▶ **Task goal**:
Read the listing and extract each line that includes the word "title".

----- Given information

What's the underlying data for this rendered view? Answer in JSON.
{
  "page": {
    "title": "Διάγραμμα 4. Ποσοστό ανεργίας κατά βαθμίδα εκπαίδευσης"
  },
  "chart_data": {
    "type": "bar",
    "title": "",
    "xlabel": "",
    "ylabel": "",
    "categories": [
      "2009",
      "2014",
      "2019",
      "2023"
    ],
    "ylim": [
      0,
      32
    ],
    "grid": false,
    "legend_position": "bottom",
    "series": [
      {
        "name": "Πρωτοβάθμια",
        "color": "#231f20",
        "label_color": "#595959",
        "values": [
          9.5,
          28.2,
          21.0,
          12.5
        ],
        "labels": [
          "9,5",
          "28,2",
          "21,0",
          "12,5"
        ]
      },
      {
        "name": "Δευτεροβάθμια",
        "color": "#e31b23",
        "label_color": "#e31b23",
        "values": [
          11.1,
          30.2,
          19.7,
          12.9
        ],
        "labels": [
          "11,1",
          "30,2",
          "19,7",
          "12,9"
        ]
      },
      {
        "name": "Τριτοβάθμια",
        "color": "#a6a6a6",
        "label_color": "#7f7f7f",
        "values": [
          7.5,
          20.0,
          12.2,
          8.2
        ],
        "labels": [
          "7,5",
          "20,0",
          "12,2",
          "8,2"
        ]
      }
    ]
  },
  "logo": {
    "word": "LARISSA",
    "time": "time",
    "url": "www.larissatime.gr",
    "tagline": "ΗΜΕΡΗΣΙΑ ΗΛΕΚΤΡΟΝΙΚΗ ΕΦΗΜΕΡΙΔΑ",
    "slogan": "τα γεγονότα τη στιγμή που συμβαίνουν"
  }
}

----------

▶ **Completed task**:
    "title": "Διάγραμμα 4. Ποσοστό ανεργίας κατά βαθμίδα εκπαίδευσης"
    "title": "",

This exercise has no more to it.